» **Short exercise**
Filter the records below down to lines containing "name".
* Begin Records *
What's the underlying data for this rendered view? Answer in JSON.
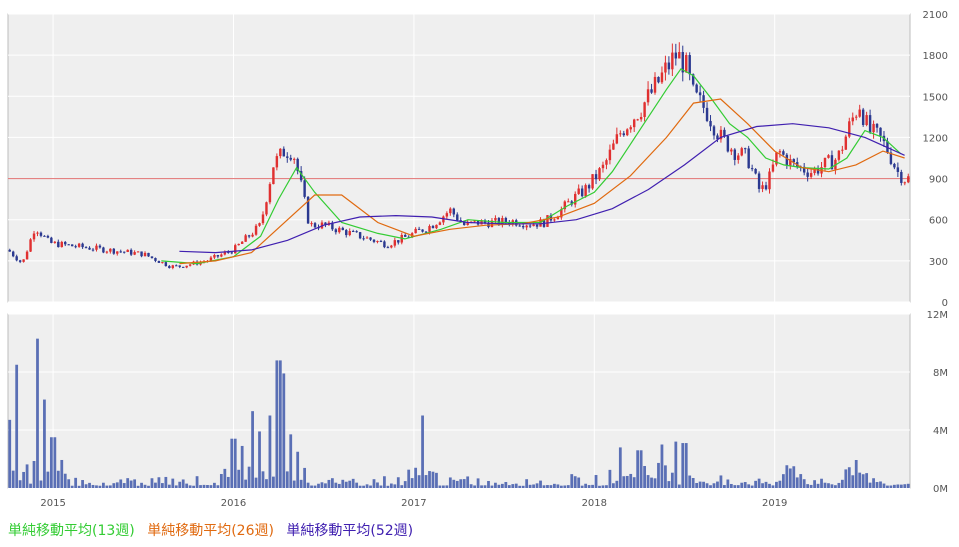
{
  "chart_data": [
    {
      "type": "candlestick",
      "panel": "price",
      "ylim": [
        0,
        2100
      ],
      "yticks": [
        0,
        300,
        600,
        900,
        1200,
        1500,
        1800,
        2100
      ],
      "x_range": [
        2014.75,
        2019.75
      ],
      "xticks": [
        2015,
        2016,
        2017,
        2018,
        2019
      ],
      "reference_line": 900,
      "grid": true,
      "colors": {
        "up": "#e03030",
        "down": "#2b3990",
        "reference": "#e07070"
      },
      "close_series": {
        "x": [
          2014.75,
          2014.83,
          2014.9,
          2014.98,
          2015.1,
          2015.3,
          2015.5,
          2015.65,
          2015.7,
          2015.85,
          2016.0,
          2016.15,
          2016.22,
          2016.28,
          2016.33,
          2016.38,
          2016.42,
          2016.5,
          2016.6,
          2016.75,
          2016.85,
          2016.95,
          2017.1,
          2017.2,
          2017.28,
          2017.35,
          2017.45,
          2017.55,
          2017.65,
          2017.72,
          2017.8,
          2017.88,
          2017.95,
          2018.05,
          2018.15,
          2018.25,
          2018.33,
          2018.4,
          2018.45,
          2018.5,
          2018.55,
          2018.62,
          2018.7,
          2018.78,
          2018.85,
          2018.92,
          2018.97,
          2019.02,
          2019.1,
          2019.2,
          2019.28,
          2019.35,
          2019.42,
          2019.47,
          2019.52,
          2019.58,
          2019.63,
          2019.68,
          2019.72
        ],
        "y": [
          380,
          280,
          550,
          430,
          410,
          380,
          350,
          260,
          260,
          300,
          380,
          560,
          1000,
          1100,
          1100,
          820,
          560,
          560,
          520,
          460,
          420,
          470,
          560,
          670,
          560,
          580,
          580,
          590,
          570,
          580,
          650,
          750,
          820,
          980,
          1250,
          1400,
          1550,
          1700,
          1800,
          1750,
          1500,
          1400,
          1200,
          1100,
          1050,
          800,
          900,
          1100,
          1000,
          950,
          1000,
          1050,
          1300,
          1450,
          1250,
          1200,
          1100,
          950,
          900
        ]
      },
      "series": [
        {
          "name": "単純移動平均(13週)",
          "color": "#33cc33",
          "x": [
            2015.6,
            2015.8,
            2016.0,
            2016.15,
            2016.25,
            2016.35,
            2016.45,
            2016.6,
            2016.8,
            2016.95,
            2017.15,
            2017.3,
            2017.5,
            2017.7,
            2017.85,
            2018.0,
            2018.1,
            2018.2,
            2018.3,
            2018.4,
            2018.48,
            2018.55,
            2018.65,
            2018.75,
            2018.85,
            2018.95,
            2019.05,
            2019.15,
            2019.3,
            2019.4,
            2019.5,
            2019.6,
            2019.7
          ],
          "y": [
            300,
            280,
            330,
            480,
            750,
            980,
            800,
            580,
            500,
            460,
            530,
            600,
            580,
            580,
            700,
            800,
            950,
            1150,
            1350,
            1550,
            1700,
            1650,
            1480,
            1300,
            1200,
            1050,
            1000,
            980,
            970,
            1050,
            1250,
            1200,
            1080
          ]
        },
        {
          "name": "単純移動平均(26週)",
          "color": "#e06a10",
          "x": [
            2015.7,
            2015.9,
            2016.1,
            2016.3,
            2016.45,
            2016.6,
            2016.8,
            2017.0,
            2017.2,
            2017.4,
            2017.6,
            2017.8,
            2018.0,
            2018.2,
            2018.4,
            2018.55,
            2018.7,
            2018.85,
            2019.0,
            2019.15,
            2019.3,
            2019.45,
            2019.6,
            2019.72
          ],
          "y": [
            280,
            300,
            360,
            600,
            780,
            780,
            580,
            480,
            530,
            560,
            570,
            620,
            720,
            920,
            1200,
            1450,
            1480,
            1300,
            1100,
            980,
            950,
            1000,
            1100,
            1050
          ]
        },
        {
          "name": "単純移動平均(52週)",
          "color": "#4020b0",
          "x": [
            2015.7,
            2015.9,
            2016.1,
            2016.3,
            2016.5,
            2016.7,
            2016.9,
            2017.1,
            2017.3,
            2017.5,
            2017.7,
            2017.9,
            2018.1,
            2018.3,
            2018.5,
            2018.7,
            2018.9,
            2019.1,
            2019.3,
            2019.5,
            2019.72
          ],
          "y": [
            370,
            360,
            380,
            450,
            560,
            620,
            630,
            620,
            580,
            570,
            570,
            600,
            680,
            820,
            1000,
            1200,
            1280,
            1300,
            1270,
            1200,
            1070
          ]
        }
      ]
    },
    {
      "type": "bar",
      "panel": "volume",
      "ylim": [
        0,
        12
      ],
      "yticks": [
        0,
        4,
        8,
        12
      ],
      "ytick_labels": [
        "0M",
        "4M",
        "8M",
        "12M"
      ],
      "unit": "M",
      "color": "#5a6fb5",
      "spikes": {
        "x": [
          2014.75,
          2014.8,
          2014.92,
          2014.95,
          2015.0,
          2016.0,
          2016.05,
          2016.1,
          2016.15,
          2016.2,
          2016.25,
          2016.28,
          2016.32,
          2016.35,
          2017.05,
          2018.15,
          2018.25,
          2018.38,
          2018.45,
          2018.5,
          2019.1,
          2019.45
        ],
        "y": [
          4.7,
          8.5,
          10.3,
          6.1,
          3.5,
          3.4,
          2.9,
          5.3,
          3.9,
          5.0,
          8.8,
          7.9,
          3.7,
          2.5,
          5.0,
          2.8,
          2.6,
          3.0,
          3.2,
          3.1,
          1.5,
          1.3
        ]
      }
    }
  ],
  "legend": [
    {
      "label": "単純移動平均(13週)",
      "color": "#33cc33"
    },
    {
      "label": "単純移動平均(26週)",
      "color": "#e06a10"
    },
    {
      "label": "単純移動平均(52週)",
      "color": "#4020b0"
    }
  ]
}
* End Records *
» **Task output**
          "name": "単純移動平均(13週)",
          "name": "単純移動平均(26週)",
          "name": "単純移動平均(52週)",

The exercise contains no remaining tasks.